Problem statement -
Word for word, set down the records and skip each picture.

Records for the task -
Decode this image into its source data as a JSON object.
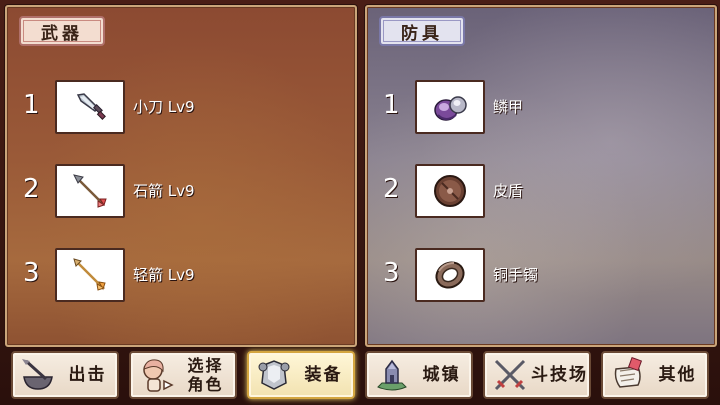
{
  "weapons": {
    "tab_label": "武器",
    "items": [
      {
        "index": "1",
        "name": "小刀 Lv9",
        "icon": "dagger-icon"
      },
      {
        "index": "2",
        "name": "石箭 Lv9",
        "icon": "stone-arrow-icon"
      },
      {
        "index": "3",
        "name": "轻箭 Lv9",
        "icon": "light-arrow-icon"
      }
    ]
  },
  "armor": {
    "tab_label": "防具",
    "items": [
      {
        "index": "1",
        "name": "鳞甲",
        "icon": "scale-armor-icon"
      },
      {
        "index": "2",
        "name": "皮盾",
        "icon": "leather-shield-icon"
      },
      {
        "index": "3",
        "name": "铜手镯",
        "icon": "copper-bracelet-icon"
      }
    ]
  },
  "nav": {
    "sortie": "出击",
    "select_line1": "选择",
    "select_line2": "角色",
    "equip": "装备",
    "town": "城镇",
    "arena": "斗技场",
    "other": "其他"
  },
  "colors": {
    "weapon_panel": "#9a5a38",
    "armor_panel": "#8a8290",
    "active_nav": "#f2e2b0"
  }
}
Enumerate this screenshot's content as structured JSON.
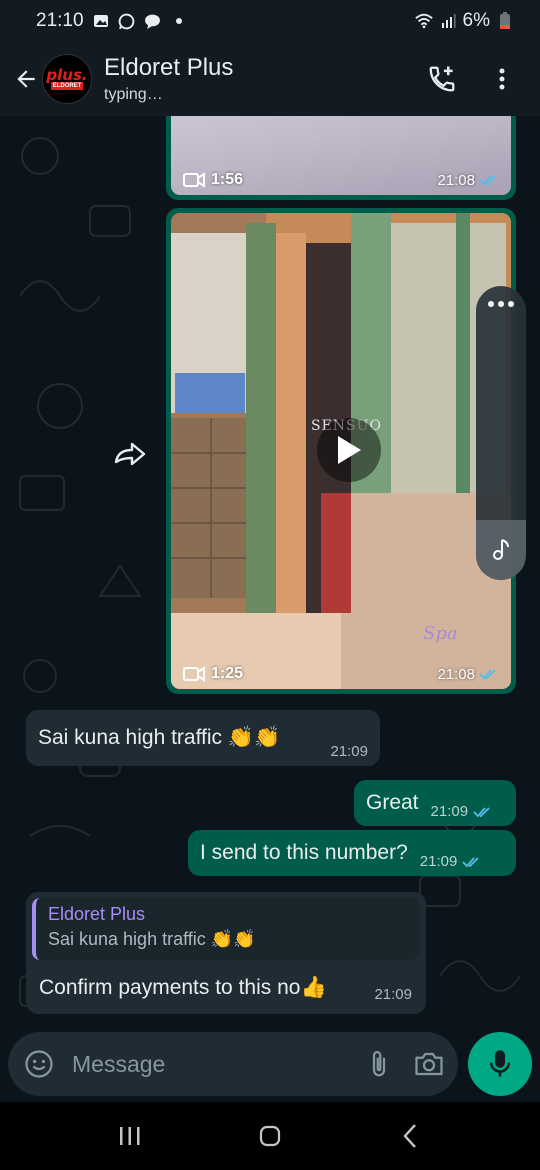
{
  "status_bar": {
    "time": "21:10",
    "battery": "6%"
  },
  "header": {
    "title": "Eldoret Plus",
    "subtitle": "typing…",
    "avatar_text": "plus.",
    "avatar_sub": "ELDORET"
  },
  "media": [
    {
      "duration": "1:56",
      "time": "21:08"
    },
    {
      "duration": "1:25",
      "time": "21:08",
      "overlay_text": "SENSUO",
      "overlay_text2": "Spa"
    }
  ],
  "messages": [
    {
      "text": "Sai kuna high traffic 👏👏",
      "time": "21:09"
    },
    {
      "text": "Great",
      "time": "21:09"
    },
    {
      "text": "I send to this number?",
      "time": "21:09"
    }
  ],
  "reply": {
    "quoted_name": "Eldoret Plus",
    "quoted_text": "Sai kuna high traffic 👏👏",
    "text": "Confirm payments to this no👍",
    "time": "21:09"
  },
  "composer": {
    "placeholder": "Message"
  },
  "colors": {
    "accent": "#00a884",
    "outgoing": "#005c4b",
    "incoming": "#202c33",
    "read_tick": "#53bdeb",
    "quote_name": "#a78ef5"
  }
}
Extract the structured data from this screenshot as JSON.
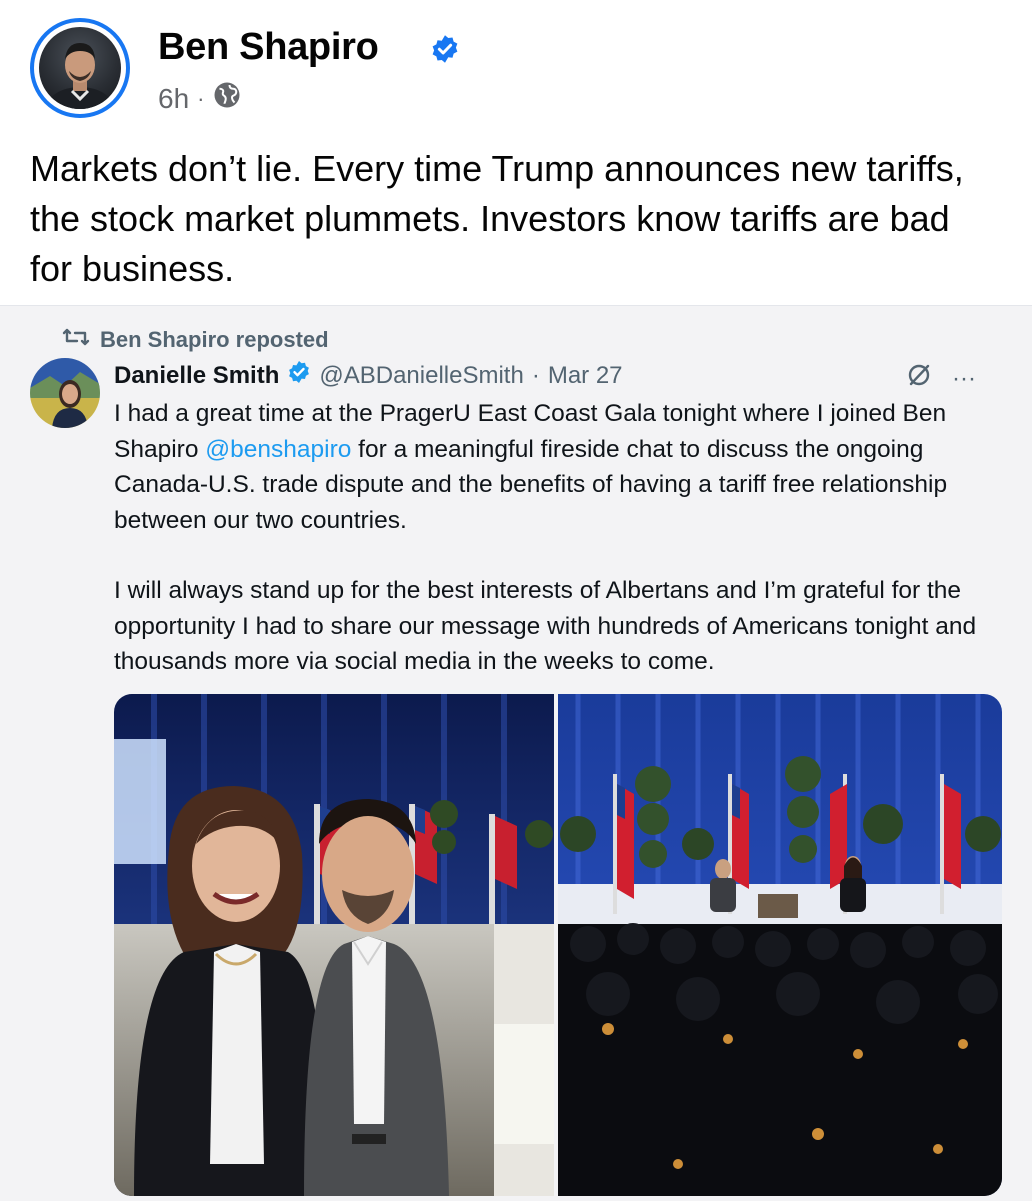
{
  "post": {
    "author": "Ben Shapiro",
    "time": "6h",
    "separator": "·",
    "text": "Markets don’t lie. Every time Trump announces new tariffs, the stock market plummets. Investors know tariffs are bad for business."
  },
  "embed": {
    "repost_label": "Ben Shapiro reposted",
    "tweet": {
      "name": "Danielle Smith",
      "handle": "@ABDanielleSmith",
      "separator": "·",
      "date": "Mar 27",
      "more": "···",
      "para1_before": "I had a great time at the PragerU East Coast Gala tonight where I joined Ben Shapiro ",
      "para1_mention": "@benshapiro",
      "para1_after": " for a meaningful fireside chat to discuss the ongoing Canada-U.S. trade dispute and the benefits of having a tariff free relationship between our two countries.",
      "para2": "I will always stand up for the best interests of Albertans and I’m grateful for the opportunity I had to share our message with hundreds of Americans tonight and thousands more via social media in the weeks to come."
    }
  },
  "colors": {
    "fb_blue": "#1877f2",
    "twitter_blue": "#1d9bf0",
    "muted_text": "#65676b"
  },
  "icons": [
    "verified-badge-icon",
    "globe-icon",
    "repost-icon",
    "grok-icon",
    "more-icon"
  ]
}
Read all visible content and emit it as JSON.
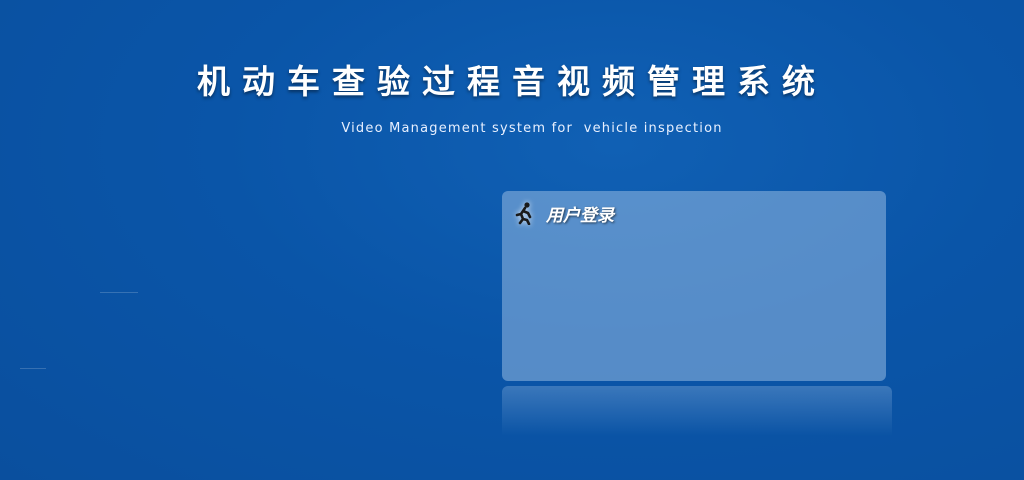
{
  "header": {
    "title": "机动车查验过程音视频管理系统",
    "subtitle": "Video Management system for  vehicle inspection"
  },
  "login": {
    "title": "用户登录",
    "icon": "runner-icon"
  }
}
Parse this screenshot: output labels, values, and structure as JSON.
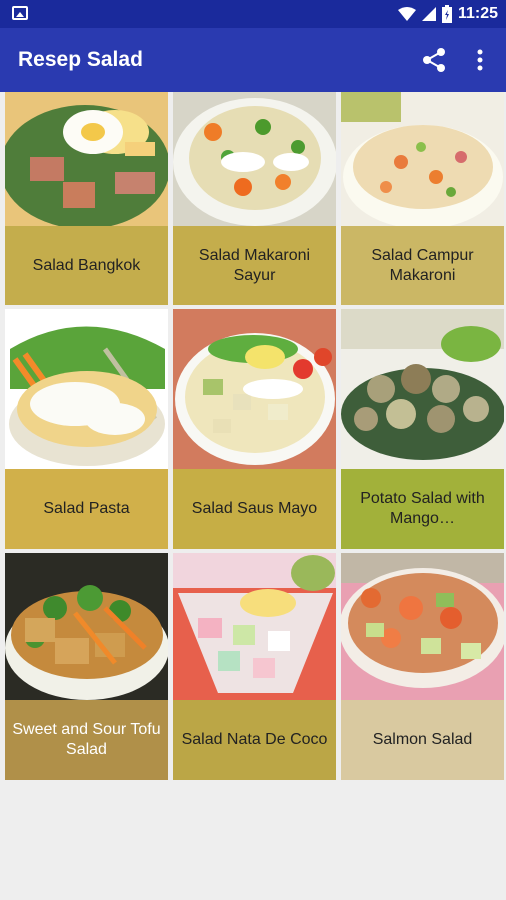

Output for this task -
Decode this image into its source data as a JSON object.
{
  "weapons": {
    "tab_label": "武器",
    "items": [
      {
        "index": "1",
        "name": "小刀 Lv9",
        "icon": "dagger-icon"
      },
      {
        "index": "2",
        "name": "石箭 Lv9",
        "icon": "stone-arrow-icon"
      },
      {
        "index": "3",
        "name": "轻箭 Lv9",
        "icon": "light-arrow-icon"
      }
    ]
  },
  "armor": {
    "tab_label": "防具",
    "items": [
      {
        "index": "1",
        "name": "鳞甲",
        "icon": "scale-armor-icon"
      },
      {
        "index": "2",
        "name": "皮盾",
        "icon": "leather-shield-icon"
      },
      {
        "index": "3",
        "name": "铜手镯",
        "icon": "copper-bracelet-icon"
      }
    ]
  },
  "nav": {
    "sortie": "出击",
    "select_line1": "选择",
    "select_line2": "角色",
    "equip": "装备",
    "town": "城镇",
    "arena": "斗技场",
    "other": "其他"
  },
  "colors": {
    "weapon_panel": "#9a5a38",
    "armor_panel": "#8a8290",
    "active_nav": "#f2e2b0"
  }
}
Enumerate this screenshot's content as structured JSON.
{
  "status_bar": {
    "time": "21:10",
    "battery": "6%"
  },
  "header": {
    "title": "Eldoret Plus",
    "subtitle": "typing…",
    "avatar_text": "plus.",
    "avatar_sub": "ELDORET"
  },
  "media": [
    {
      "duration": "1:56",
      "time": "21:08"
    },
    {
      "duration": "1:25",
      "time": "21:08",
      "overlay_text": "SENSUO",
      "overlay_text2": "Spa"
    }
  ],
  "messages": [
    {
      "text": "Sai kuna high traffic 👏👏",
      "time": "21:09"
    },
    {
      "text": "Great",
      "time": "21:09"
    },
    {
      "text": "I send to this number?",
      "time": "21:09"
    }
  ],
  "reply": {
    "quoted_name": "Eldoret Plus",
    "quoted_text": "Sai kuna high traffic 👏👏",
    "text": "Confirm payments to this no👍",
    "time": "21:09"
  },
  "composer": {
    "placeholder": "Message"
  },
  "colors": {
    "accent": "#00a884",
    "outgoing": "#005c4b",
    "incoming": "#202c33",
    "read_tick": "#53bdeb",
    "quote_name": "#a78ef5"
  }
}
Extract the structured data from this screenshot as JSON.
{
  "post": {
    "author": "Ben Shapiro",
    "time": "6h",
    "separator": "·",
    "text": "Markets don’t lie. Every time Trump announces new tariffs, the stock market plummets. Investors know tariffs are bad for business."
  },
  "embed": {
    "repost_label": "Ben Shapiro reposted",
    "tweet": {
      "name": "Danielle Smith",
      "handle": "@ABDanielleSmith",
      "separator": "·",
      "date": "Mar 27",
      "more": "···",
      "para1_before": "I had a great time at the PragerU East Coast Gala tonight where I joined Ben Shapiro ",
      "para1_mention": "@benshapiro",
      "para1_after": " for a meaningful fireside chat to discuss the ongoing Canada-U.S. trade dispute and the benefits of having a tariff free relationship between our two countries.",
      "para2": "I will always stand up for the best interests of Albertans and I’m grateful for the opportunity I had to share our message with hundreds of Americans tonight and thousands more via social media in the weeks to come."
    }
  },
  "colors": {
    "fb_blue": "#1877f2",
    "twitter_blue": "#1d9bf0",
    "muted_text": "#65676b"
  },
  "icons": [
    "verified-badge-icon",
    "globe-icon",
    "repost-icon",
    "grok-icon",
    "more-icon"
  ]
}
Read all visible content and emit it as JSON.
{
  "header": {
    "title": "机动车查验过程音视频管理系统",
    "subtitle": "Video Management system for  vehicle inspection"
  },
  "login": {
    "title": "用户登录",
    "icon": "runner-icon"
  }
}
Parse this screenshot: output labels, values, and structure as JSON.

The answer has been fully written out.